> [Task details]: Repeat the data word for word. Do not include the pictures.

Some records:
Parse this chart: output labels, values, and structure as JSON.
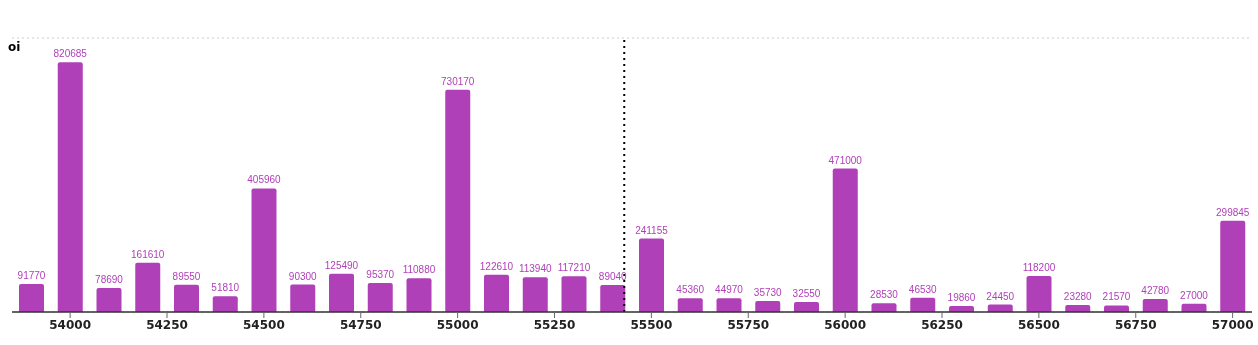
{
  "chart_data": {
    "type": "bar",
    "ylabel": "oi",
    "x": [
      53900,
      54000,
      54100,
      54200,
      54300,
      54400,
      54500,
      54600,
      54700,
      54800,
      54900,
      55000,
      55100,
      55200,
      55300,
      55400,
      55500,
      55600,
      55700,
      55800,
      55900,
      56000,
      56100,
      56200,
      56300,
      56400,
      56500,
      56600,
      56700,
      56800,
      56900,
      57000
    ],
    "values": [
      91770,
      820685,
      78690,
      161610,
      89550,
      51810,
      405960,
      90300,
      125490,
      95370,
      110880,
      730170,
      122610,
      113940,
      117210,
      89040,
      241155,
      45360,
      44970,
      35730,
      32550,
      471000,
      28530,
      46530,
      19860,
      24450,
      118200,
      23280,
      21570,
      42780,
      27000,
      299845
    ],
    "color": "#b040b8",
    "data_labels": true,
    "xlim": [
      53850,
      57050
    ],
    "xticks": [
      54000,
      54250,
      54500,
      54750,
      55000,
      55250,
      55500,
      55750,
      56000,
      56250,
      56500,
      56750,
      57000
    ],
    "ylim": [
      0,
      900000
    ],
    "tick_labels": "x",
    "grid": "y",
    "ref_lines": [
      {
        "axis": "x",
        "value": 55430,
        "color": "#000000",
        "line_style": "dotted"
      }
    ]
  }
}
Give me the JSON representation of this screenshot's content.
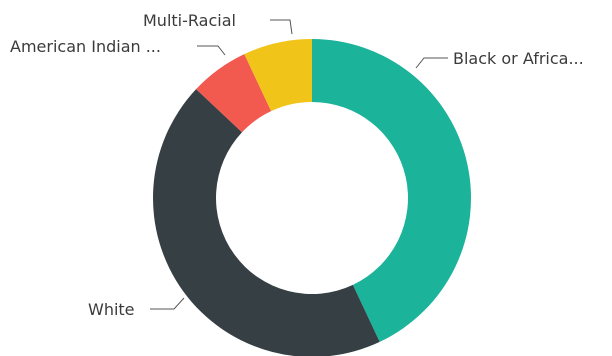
{
  "chart_data": {
    "type": "pie",
    "title": "",
    "donut": true,
    "categories": [
      "Black or Africa...",
      "White",
      "American Indian ...",
      "Multi-Racial"
    ],
    "values": [
      43,
      44,
      6,
      7
    ],
    "colors": [
      "#1bb39a",
      "#363f44",
      "#f2594f",
      "#f0c419"
    ],
    "legend": "none"
  }
}
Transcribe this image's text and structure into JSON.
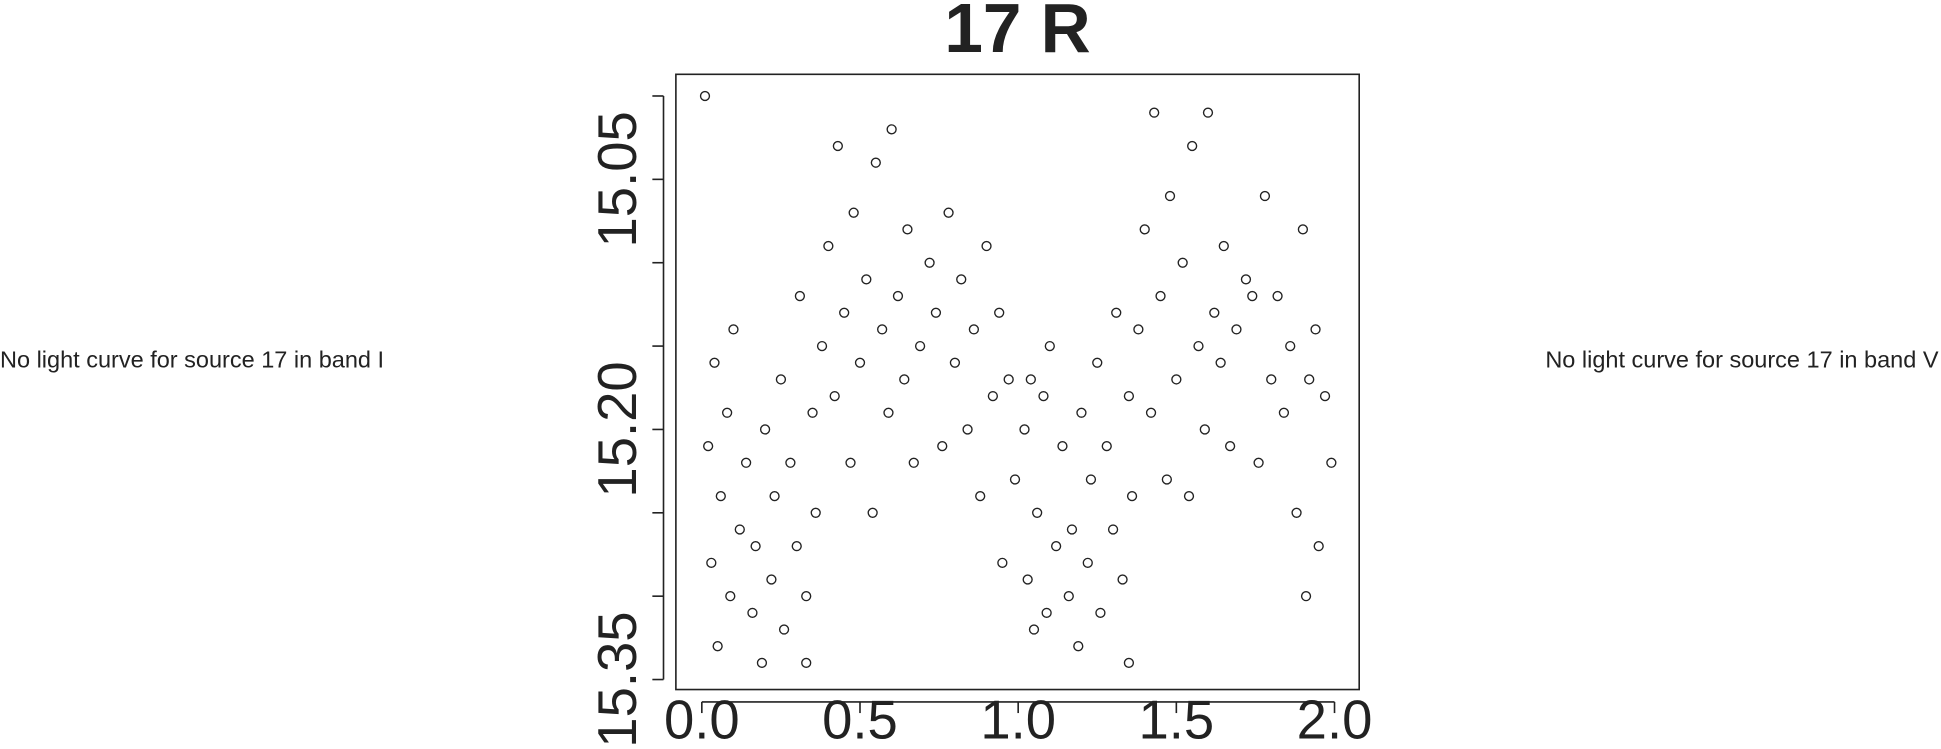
{
  "chart_data": {
    "type": "scatter",
    "title": "17 R",
    "left_note": "No light curve for source 17 in band I",
    "right_note": "No light curve for source 17 in band V",
    "color": "#222222",
    "x": [
      0.02,
      0.03,
      0.04,
      0.05,
      0.06,
      0.08,
      0.09,
      0.1,
      0.12,
      0.14,
      0.16,
      0.17,
      0.19,
      0.2,
      0.22,
      0.23,
      0.25,
      0.26,
      0.28,
      0.3,
      0.31,
      0.33,
      0.35,
      0.36,
      0.38,
      0.4,
      0.42,
      0.43,
      0.45,
      0.47,
      0.48,
      0.5,
      0.52,
      0.54,
      0.55,
      0.57,
      0.59,
      0.6,
      0.62,
      0.64,
      0.65,
      0.67,
      0.69,
      0.72,
      0.74,
      0.76,
      0.78,
      0.8,
      0.82,
      0.84,
      0.86,
      0.88,
      0.9,
      0.92,
      0.94,
      0.95,
      0.97,
      0.99,
      0.01,
      0.33,
      1.02,
      1.03,
      1.04,
      1.05,
      1.06,
      1.08,
      1.09,
      1.1,
      1.12,
      1.14,
      1.16,
      1.17,
      1.19,
      1.2,
      1.22,
      1.23,
      1.25,
      1.26,
      1.28,
      1.3,
      1.31,
      1.33,
      1.35,
      1.36,
      1.38,
      1.4,
      1.42,
      1.43,
      1.45,
      1.47,
      1.48,
      1.5,
      1.52,
      1.54,
      1.55,
      1.57,
      1.59,
      1.6,
      1.62,
      1.64,
      1.65,
      1.67,
      1.69,
      1.72,
      1.74,
      1.76,
      1.78,
      1.8,
      1.82,
      1.84,
      1.86,
      1.88,
      1.9,
      1.92,
      1.94,
      1.95,
      1.97,
      1.99,
      1.91,
      1.35
    ],
    "y": [
      15.21,
      15.28,
      15.16,
      15.33,
      15.24,
      15.19,
      15.3,
      15.14,
      15.26,
      15.22,
      15.31,
      15.27,
      15.34,
      15.2,
      15.29,
      15.24,
      15.17,
      15.32,
      15.22,
      15.27,
      15.12,
      15.3,
      15.19,
      15.25,
      15.15,
      15.09,
      15.18,
      15.03,
      15.13,
      15.22,
      15.07,
      15.16,
      15.11,
      15.25,
      15.04,
      15.14,
      15.19,
      15.02,
      15.12,
      15.17,
      15.08,
      15.22,
      15.15,
      15.1,
      15.13,
      15.21,
      15.07,
      15.16,
      15.11,
      15.2,
      15.14,
      15.24,
      15.09,
      15.18,
      15.13,
      15.28,
      15.17,
      15.23,
      15.0,
      15.34,
      15.2,
      15.29,
      15.17,
      15.32,
      15.25,
      15.18,
      15.31,
      15.15,
      15.27,
      15.21,
      15.3,
      15.26,
      15.33,
      15.19,
      15.28,
      15.23,
      15.16,
      15.31,
      15.21,
      15.26,
      15.13,
      15.29,
      15.18,
      15.24,
      15.14,
      15.08,
      15.19,
      15.01,
      15.12,
      15.23,
      15.06,
      15.17,
      15.1,
      15.24,
      15.03,
      15.15,
      15.2,
      15.01,
      15.13,
      15.16,
      15.09,
      15.21,
      15.14,
      15.11,
      15.12,
      15.22,
      15.06,
      15.17,
      15.12,
      15.19,
      15.15,
      15.25,
      15.08,
      15.17,
      15.14,
      15.27,
      15.18,
      15.22,
      15.3,
      15.34
    ],
    "xlim": [
      -0.082,
      2.078
    ],
    "xticks": [
      {
        "value": 0,
        "label": "0.0"
      },
      0.5,
      {
        "value": 1,
        "label": "1.0"
      },
      1.5,
      {
        "value": 2,
        "label": "2.0"
      }
    ],
    "ylim": [
      15.356,
      14.987
    ],
    "yticks": [
      15.05,
      {
        "value": 15.2,
        "label": "15.20"
      },
      15.35
    ],
    "yminor_ticks": [
      15.0,
      15.1,
      15.15,
      15.25,
      15.3
    ]
  }
}
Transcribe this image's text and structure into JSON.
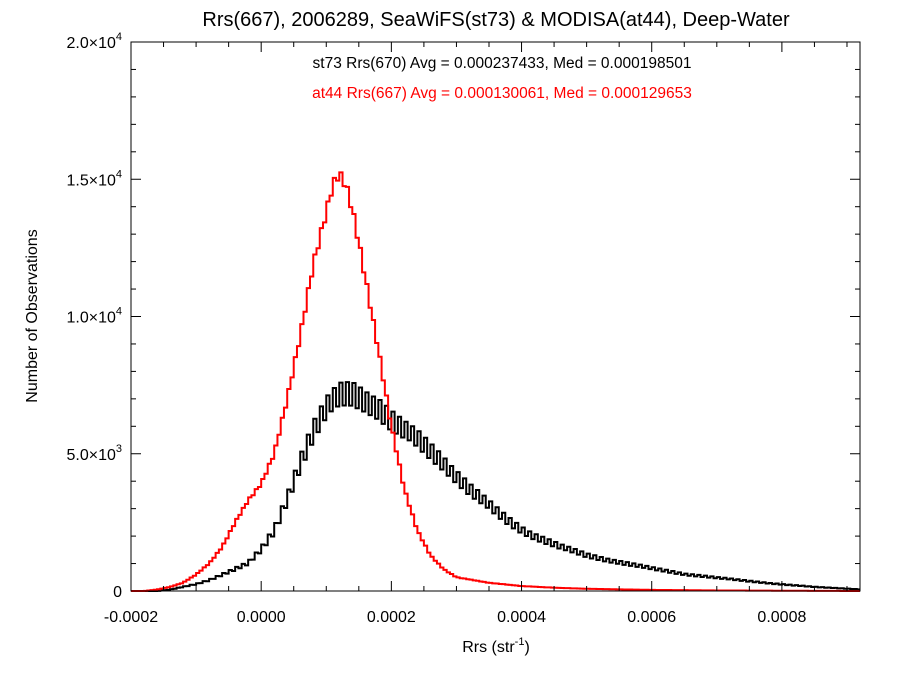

> [Final result]:
Parse this chart: output labels, values, and structure as JSON.
{
  "chart_data": {
    "type": "bar",
    "ylabel": "oi",
    "x": [
      53900,
      54000,
      54100,
      54200,
      54300,
      54400,
      54500,
      54600,
      54700,
      54800,
      54900,
      55000,
      55100,
      55200,
      55300,
      55400,
      55500,
      55600,
      55700,
      55800,
      55900,
      56000,
      56100,
      56200,
      56300,
      56400,
      56500,
      56600,
      56700,
      56800,
      56900,
      57000
    ],
    "values": [
      91770,
      820685,
      78690,
      161610,
      89550,
      51810,
      405960,
      90300,
      125490,
      95370,
      110880,
      730170,
      122610,
      113940,
      117210,
      89040,
      241155,
      45360,
      44970,
      35730,
      32550,
      471000,
      28530,
      46530,
      19860,
      24450,
      118200,
      23280,
      21570,
      42780,
      27000,
      299845
    ],
    "color": "#b040b8",
    "data_labels": true,
    "xlim": [
      53850,
      57050
    ],
    "xticks": [
      54000,
      54250,
      54500,
      54750,
      55000,
      55250,
      55500,
      55750,
      56000,
      56250,
      56500,
      56750,
      57000
    ],
    "ylim": [
      0,
      900000
    ],
    "tick_labels": "x",
    "grid": "y",
    "ref_lines": [
      {
        "axis": "x",
        "value": 55430,
        "color": "#000000",
        "line_style": "dotted"
      }
    ]
  }
}
Give me the JSON representation of this screenshot's content.
{
  "chart_data": {
    "type": "pie",
    "title": "",
    "donut": true,
    "categories": [
      "Black or Africa...",
      "White",
      "American Indian ...",
      "Multi-Racial"
    ],
    "values": [
      43,
      44,
      6,
      7
    ],
    "colors": [
      "#1bb39a",
      "#363f44",
      "#f2594f",
      "#f0c419"
    ],
    "legend": "none"
  }
}
Transcribe this image's text and structure into JSON.
{
  "chart_data": {
    "type": "scatter",
    "title": "17 R",
    "left_note": "No light curve for source 17 in band I",
    "right_note": "No light curve for source 17 in band V",
    "color": "#222222",
    "x": [
      0.02,
      0.03,
      0.04,
      0.05,
      0.06,
      0.08,
      0.09,
      0.1,
      0.12,
      0.14,
      0.16,
      0.17,
      0.19,
      0.2,
      0.22,
      0.23,
      0.25,
      0.26,
      0.28,
      0.3,
      0.31,
      0.33,
      0.35,
      0.36,
      0.38,
      0.4,
      0.42,
      0.43,
      0.45,
      0.47,
      0.48,
      0.5,
      0.52,
      0.54,
      0.55,
      0.57,
      0.59,
      0.6,
      0.62,
      0.64,
      0.65,
      0.67,
      0.69,
      0.72,
      0.74,
      0.76,
      0.78,
      0.8,
      0.82,
      0.84,
      0.86,
      0.88,
      0.9,
      0.92,
      0.94,
      0.95,
      0.97,
      0.99,
      0.01,
      0.33,
      1.02,
      1.03,
      1.04,
      1.05,
      1.06,
      1.08,
      1.09,
      1.1,
      1.12,
      1.14,
      1.16,
      1.17,
      1.19,
      1.2,
      1.22,
      1.23,
      1.25,
      1.26,
      1.28,
      1.3,
      1.31,
      1.33,
      1.35,
      1.36,
      1.38,
      1.4,
      1.42,
      1.43,
      1.45,
      1.47,
      1.48,
      1.5,
      1.52,
      1.54,
      1.55,
      1.57,
      1.59,
      1.6,
      1.62,
      1.64,
      1.65,
      1.67,
      1.69,
      1.72,
      1.74,
      1.76,
      1.78,
      1.8,
      1.82,
      1.84,
      1.86,
      1.88,
      1.9,
      1.92,
      1.94,
      1.95,
      1.97,
      1.99,
      1.91,
      1.35
    ],
    "y": [
      15.21,
      15.28,
      15.16,
      15.33,
      15.24,
      15.19,
      15.3,
      15.14,
      15.26,
      15.22,
      15.31,
      15.27,
      15.34,
      15.2,
      15.29,
      15.24,
      15.17,
      15.32,
      15.22,
      15.27,
      15.12,
      15.3,
      15.19,
      15.25,
      15.15,
      15.09,
      15.18,
      15.03,
      15.13,
      15.22,
      15.07,
      15.16,
      15.11,
      15.25,
      15.04,
      15.14,
      15.19,
      15.02,
      15.12,
      15.17,
      15.08,
      15.22,
      15.15,
      15.1,
      15.13,
      15.21,
      15.07,
      15.16,
      15.11,
      15.2,
      15.14,
      15.24,
      15.09,
      15.18,
      15.13,
      15.28,
      15.17,
      15.23,
      15.0,
      15.34,
      15.2,
      15.29,
      15.17,
      15.32,
      15.25,
      15.18,
      15.31,
      15.15,
      15.27,
      15.21,
      15.3,
      15.26,
      15.33,
      15.19,
      15.28,
      15.23,
      15.16,
      15.31,
      15.21,
      15.26,
      15.13,
      15.29,
      15.18,
      15.24,
      15.14,
      15.08,
      15.19,
      15.01,
      15.12,
      15.23,
      15.06,
      15.17,
      15.1,
      15.24,
      15.03,
      15.15,
      15.2,
      15.01,
      15.13,
      15.16,
      15.09,
      15.21,
      15.14,
      15.11,
      15.12,
      15.22,
      15.06,
      15.17,
      15.12,
      15.19,
      15.15,
      15.25,
      15.08,
      15.17,
      15.14,
      15.27,
      15.18,
      15.22,
      15.3,
      15.34
    ],
    "xlim": [
      -0.082,
      2.078
    ],
    "xticks": [
      {
        "value": 0,
        "label": "0.0"
      },
      0.5,
      {
        "value": 1,
        "label": "1.0"
      },
      1.5,
      {
        "value": 2,
        "label": "2.0"
      }
    ],
    "ylim": [
      15.356,
      14.987
    ],
    "yticks": [
      15.05,
      {
        "value": 15.2,
        "label": "15.20"
      },
      15.35
    ],
    "yminor_ticks": [
      15.0,
      15.1,
      15.15,
      15.25,
      15.3
    ]
  }
}
Transcribe this image's text and structure into JSON.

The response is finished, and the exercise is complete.